Data rows
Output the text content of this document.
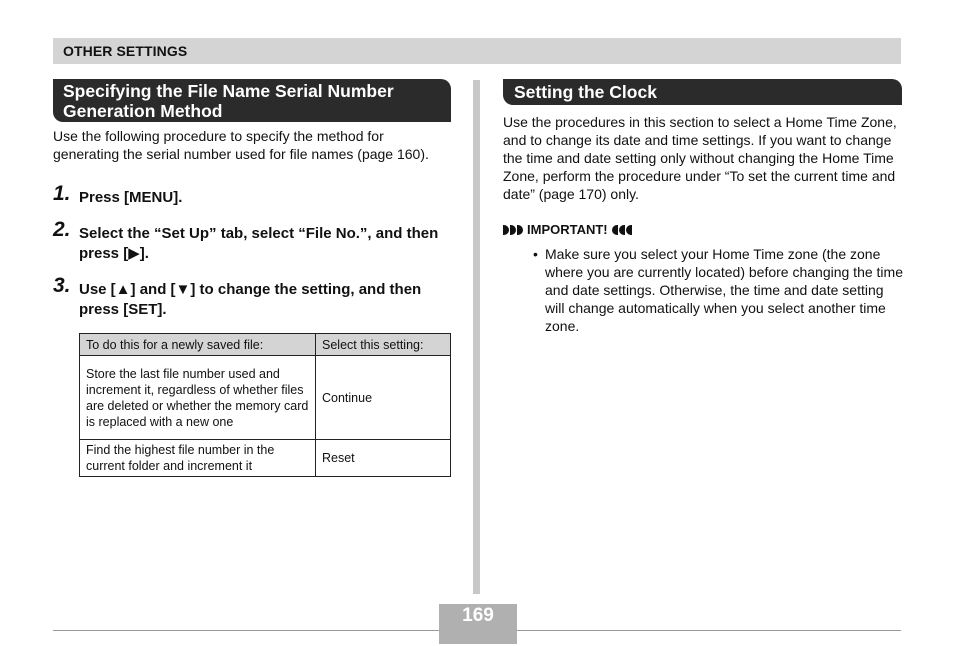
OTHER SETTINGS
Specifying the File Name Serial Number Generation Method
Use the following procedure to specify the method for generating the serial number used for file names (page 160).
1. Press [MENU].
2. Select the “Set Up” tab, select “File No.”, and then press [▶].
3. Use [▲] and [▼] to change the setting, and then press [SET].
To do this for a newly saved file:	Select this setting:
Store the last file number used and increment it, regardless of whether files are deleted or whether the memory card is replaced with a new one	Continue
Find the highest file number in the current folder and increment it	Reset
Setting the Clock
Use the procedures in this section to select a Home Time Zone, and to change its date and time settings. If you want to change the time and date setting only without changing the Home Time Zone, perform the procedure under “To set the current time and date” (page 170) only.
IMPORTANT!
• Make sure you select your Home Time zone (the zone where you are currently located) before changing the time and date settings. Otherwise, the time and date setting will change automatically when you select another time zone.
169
---
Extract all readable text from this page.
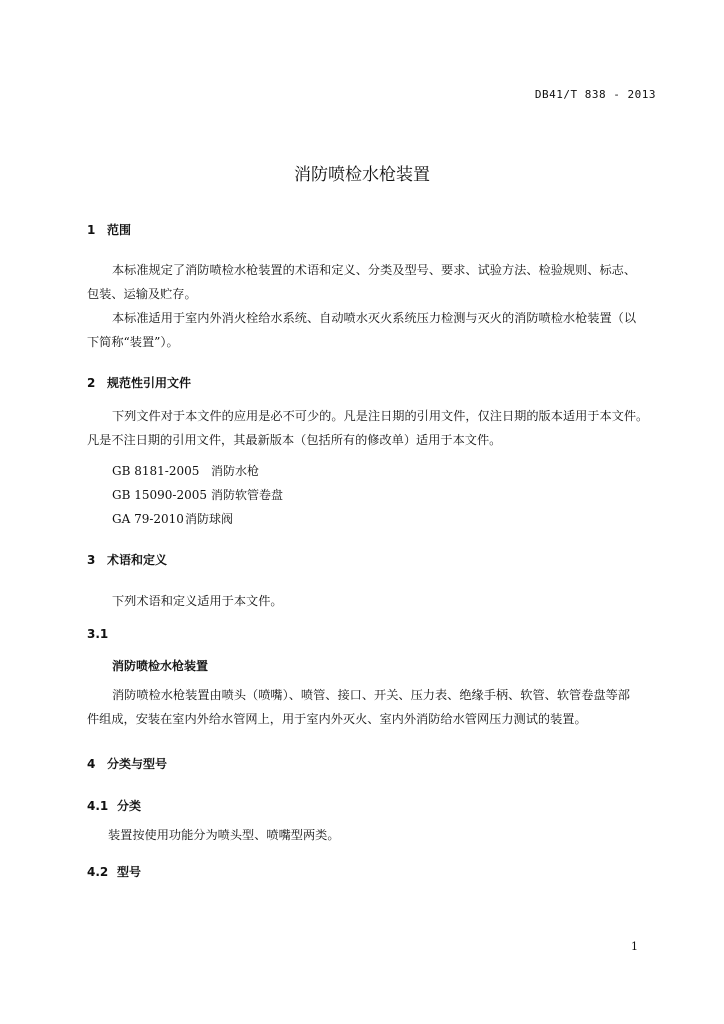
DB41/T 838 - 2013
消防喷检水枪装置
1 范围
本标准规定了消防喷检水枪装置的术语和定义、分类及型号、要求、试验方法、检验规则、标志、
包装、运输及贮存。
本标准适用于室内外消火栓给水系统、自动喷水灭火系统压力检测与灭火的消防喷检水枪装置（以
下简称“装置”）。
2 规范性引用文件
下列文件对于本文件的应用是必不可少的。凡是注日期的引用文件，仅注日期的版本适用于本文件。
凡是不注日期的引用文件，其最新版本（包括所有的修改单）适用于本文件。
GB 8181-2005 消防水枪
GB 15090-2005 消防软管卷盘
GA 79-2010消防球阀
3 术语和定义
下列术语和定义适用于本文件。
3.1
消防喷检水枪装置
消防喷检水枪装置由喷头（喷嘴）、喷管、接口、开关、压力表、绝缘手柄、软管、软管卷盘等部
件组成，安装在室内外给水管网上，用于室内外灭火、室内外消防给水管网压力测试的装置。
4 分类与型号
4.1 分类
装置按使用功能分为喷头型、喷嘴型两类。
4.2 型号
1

Requirement
Report each line in the data that holds the word "then".

Final answer
2. Select the “Set Up” tab, select “File No.”, and then press [▶].
3. Use [▲] and [▼] to change the setting, and then press [SET].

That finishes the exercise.